>>

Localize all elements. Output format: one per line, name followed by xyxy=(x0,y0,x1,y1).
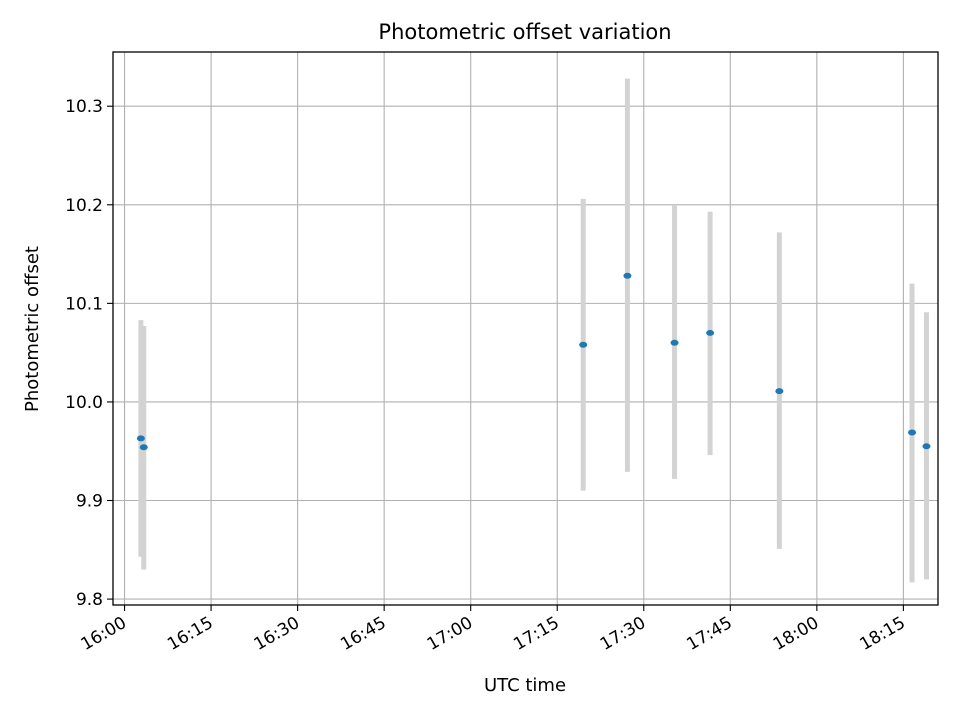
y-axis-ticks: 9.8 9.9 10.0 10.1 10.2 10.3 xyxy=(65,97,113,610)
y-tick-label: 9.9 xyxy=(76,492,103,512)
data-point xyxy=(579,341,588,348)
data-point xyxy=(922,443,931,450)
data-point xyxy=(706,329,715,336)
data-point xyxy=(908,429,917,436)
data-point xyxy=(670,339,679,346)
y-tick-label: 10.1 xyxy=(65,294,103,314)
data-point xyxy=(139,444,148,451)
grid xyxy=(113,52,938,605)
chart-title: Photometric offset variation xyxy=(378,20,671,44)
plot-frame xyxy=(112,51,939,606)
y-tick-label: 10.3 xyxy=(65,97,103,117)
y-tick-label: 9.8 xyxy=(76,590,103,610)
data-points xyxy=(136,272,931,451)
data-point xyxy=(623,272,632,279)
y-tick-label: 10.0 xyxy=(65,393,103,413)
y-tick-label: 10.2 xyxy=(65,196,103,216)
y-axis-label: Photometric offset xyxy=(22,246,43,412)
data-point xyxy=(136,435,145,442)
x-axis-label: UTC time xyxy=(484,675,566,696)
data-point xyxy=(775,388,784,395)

<<

§ Short task
Copy all of the material above word for word, line by line, but leave out the picture.

§ Expected answer
Localize all elements. Output format: one per line, name followed by xyxy=(x0,y0,x1,y1).
y-axis-ticks: 9.8 9.9 10.0 10.1 10.2 10.3 xyxy=(65,97,113,610)
y-tick-label: 9.9 xyxy=(76,492,103,512)
data-point xyxy=(579,341,588,348)
data-point xyxy=(922,443,931,450)
data-point xyxy=(706,329,715,336)
data-point xyxy=(908,429,917,436)
data-point xyxy=(670,339,679,346)
y-tick-label: 10.1 xyxy=(65,294,103,314)
data-point xyxy=(139,444,148,451)
grid xyxy=(113,52,938,605)
chart-title: Photometric offset variation xyxy=(378,20,671,44)
plot-frame xyxy=(112,51,939,606)
y-tick-label: 10.3 xyxy=(65,97,103,117)
y-tick-label: 9.8 xyxy=(76,590,103,610)
data-points xyxy=(136,272,931,451)
data-point xyxy=(623,272,632,279)
y-tick-label: 10.0 xyxy=(65,393,103,413)
y-tick-label: 10.2 xyxy=(65,196,103,216)
y-axis-label: Photometric offset xyxy=(22,246,43,412)
data-point xyxy=(136,435,145,442)
x-axis-label: UTC time xyxy=(484,675,566,696)
data-point xyxy=(775,388,784,395)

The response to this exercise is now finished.